■ CONSIGNE
Résumez, s'il vous plaît, le paragraphe du texte sur la politique de la France au Proche-Orient qui commence par « La dernière période pendant laquelle ». Gardez ses faits principaux.

■ TEXTE FOURNI
+ + +
Alors qu’une guerre se profile, Martin Birbaum s’interroge : que veut la France au Proche-Orient ?
Un langage presque guerrier «l’Iran, la bombe ou le bombardement». Une gêne après la publication du rapport NIE (sous-tendu par moult raisons politiques ou ayant trait à l’incapacité des services américains de prévoir le 11 septembre). Une réception hallucinante pour «le Guide Suprême» libyen qui annonce la conquête pacifique de l’Europe par l’islam. Une «rupture» diplomatique avec la Syrie qui s’est fichue comme d’une guigne des tentatives de rapprochement français visant un règlement de la situation au Liban. Annoncer vouloir «être à la tête des pays pouvant aider les pays arabes à accéder au nucléaire civile». Faire état des «amis israéliens».
Tout cela donne le tournis tant le produit de convolution de toutes ces attitudes (postures ?) semble déboussoler des cercles plus larges que les journalistes qui préfèrent plutôt s’occuper d’une escapade galante que de déchiffrer les lignes de force de la nouvelle politique arabo/musulmane de la France. Et dans tout cela, un point de focalisation : Israël.
Mais que veut la France d’Israël ? Un seul mot résume tout : apaisement. Rendre des territoires (pour un «état palestinien assuré de contiguïté», soit Gaza réunie avec la Cisjordanie ce qui n’a jamais été fait…) et accepter «d’aider» Mahmoud Abbas et les palestiniens. «Faire des gestes» dit le Président au Caire. En espérant qu’ainsi l’Iran, peut-être, se montrera plus urbain et acceptera l’existence d’Israël (ou que ses supplétifs, le Hezbollah et le Hamas le feront).
La dernière période pendant laquelle la France prôna l’apaisement fut celle de la guerre froide. Il faudrait peut-être constater que toutes ses ouvertures de «paix» vers l'Union Soviétique semblent aujourd’hui risibles. Quand le système communiste s'effondra, ce fut par implosion. L'apaisement et la «realpolitik» de nos gouvernants ne firent que retarder l’effondrement.
La «realpolitik» de la France la pousse à tenter de rallier à sa position tout ceux qui, en Europe, penchent depuis longtemps du côté des palestiniens, des pays arabes et, tout dernièrement, du côté de l’Iran. Avec José Luis Zapatero qui, l’année dernière, s’est fait photographier avec un keffieh palestinien, avec un autre ami d’Israël, Romano Prodi, grand précurseur d’Eurabia, dès qu’il fut Président de la Commission Européenne. Les voilà tous les trois, à Rome, annonçant leur volonté de réaliser l’union euro-méditerranéenne qui, si elle voit le jour, ne comprendra pas Israël car aucun pays arabe riverain n’en veut. Tout cela, soi-disant, pour que l’on fasse la paix.
+ + +
■ LISTE PRÉSENTÉE
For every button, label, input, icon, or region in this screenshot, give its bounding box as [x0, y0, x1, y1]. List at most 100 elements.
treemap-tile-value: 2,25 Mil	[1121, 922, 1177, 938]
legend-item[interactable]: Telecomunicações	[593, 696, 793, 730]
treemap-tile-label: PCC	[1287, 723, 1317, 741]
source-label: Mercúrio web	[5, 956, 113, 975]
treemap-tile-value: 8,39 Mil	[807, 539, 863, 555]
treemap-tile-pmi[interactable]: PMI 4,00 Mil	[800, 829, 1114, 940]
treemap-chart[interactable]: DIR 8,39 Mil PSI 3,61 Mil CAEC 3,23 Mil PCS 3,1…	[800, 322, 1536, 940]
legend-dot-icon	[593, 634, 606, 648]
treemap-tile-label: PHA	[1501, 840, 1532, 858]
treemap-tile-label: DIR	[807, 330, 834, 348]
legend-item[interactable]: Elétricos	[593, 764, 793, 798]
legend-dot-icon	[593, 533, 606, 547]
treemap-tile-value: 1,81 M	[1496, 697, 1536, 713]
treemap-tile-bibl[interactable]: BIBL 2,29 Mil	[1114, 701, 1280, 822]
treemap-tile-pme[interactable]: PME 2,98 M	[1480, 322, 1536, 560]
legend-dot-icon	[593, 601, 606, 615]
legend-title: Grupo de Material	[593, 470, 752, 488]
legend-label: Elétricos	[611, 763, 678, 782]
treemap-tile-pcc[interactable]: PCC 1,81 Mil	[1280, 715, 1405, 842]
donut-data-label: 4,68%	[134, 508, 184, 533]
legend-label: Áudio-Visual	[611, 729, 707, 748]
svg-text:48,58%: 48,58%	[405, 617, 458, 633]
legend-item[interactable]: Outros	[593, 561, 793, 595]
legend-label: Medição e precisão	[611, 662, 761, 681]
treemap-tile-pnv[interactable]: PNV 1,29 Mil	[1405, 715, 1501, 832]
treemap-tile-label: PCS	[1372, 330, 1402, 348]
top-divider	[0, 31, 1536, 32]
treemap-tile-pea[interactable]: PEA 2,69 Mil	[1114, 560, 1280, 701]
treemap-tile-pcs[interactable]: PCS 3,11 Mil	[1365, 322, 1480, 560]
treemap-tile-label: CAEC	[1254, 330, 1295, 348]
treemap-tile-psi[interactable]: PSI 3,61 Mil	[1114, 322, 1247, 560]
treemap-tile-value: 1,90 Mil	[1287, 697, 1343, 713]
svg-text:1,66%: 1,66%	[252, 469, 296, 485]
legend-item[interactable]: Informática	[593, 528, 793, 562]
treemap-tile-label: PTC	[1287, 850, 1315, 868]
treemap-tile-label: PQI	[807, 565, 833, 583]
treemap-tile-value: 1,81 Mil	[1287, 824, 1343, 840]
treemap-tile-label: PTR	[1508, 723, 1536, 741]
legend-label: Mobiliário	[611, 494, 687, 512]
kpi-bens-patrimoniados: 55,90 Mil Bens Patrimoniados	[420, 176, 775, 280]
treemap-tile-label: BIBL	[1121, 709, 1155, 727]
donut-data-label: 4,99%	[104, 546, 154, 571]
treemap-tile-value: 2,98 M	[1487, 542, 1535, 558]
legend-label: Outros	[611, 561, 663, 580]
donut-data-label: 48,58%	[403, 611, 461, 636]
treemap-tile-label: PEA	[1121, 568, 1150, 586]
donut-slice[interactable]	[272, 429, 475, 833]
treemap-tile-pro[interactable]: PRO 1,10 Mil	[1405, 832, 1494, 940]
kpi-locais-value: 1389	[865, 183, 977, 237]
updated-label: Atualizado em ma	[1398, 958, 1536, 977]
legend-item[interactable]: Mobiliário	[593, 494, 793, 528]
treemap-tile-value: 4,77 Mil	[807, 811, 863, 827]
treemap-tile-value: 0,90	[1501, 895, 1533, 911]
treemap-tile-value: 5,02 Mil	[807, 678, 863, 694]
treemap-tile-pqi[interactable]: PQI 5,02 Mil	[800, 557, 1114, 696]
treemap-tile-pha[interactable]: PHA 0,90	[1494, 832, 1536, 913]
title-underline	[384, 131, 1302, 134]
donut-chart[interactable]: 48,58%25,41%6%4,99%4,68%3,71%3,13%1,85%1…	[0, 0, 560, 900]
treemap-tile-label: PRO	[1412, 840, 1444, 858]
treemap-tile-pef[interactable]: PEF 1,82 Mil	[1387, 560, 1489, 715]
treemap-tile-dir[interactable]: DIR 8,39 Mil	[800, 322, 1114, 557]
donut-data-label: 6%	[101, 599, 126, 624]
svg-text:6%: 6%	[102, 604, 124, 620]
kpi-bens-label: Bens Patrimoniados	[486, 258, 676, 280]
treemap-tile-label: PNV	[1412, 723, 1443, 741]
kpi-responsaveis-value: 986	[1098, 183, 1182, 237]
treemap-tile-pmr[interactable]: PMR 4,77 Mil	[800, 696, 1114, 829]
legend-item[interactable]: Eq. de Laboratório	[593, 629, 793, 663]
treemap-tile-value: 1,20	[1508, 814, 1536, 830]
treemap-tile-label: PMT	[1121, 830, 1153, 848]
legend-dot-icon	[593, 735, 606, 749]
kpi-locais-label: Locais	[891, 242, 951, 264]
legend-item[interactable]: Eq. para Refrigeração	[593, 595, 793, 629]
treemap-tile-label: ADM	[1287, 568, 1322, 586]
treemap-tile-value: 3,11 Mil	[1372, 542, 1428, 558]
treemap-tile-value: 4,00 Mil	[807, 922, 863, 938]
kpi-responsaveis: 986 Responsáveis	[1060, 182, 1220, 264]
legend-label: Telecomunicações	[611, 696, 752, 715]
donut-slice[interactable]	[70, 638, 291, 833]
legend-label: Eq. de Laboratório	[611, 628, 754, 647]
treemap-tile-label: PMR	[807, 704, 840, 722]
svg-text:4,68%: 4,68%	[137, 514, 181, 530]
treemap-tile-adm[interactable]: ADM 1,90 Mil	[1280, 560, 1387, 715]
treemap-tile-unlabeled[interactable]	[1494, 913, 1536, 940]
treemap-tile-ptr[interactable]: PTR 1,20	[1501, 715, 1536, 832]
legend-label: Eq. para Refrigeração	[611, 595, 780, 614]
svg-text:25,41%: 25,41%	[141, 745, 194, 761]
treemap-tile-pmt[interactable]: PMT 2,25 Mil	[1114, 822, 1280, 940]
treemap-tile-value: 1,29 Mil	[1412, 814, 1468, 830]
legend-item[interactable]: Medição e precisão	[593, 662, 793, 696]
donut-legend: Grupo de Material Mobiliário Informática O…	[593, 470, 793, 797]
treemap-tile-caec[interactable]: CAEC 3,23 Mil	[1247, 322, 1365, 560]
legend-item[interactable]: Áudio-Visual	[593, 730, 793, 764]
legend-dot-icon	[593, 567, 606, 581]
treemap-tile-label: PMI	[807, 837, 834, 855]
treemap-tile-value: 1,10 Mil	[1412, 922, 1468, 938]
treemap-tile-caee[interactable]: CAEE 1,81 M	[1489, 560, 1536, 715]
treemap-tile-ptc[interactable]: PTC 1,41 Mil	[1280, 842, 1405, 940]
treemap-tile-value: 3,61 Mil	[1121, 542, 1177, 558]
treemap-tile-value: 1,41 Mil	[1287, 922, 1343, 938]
+ + +
■ RÉSULTAT
La France a prôné l'apaisement pour la dernière fois pendant la guerre froide, et ses ouvertures de « paix » vers l'Union soviétique semblent aujourd'hui risibles. Le système communiste s'est effondré par implosion. L'apaisement et la « realpolitik » des gouvernants n'ont fait que retarder cet effondrement.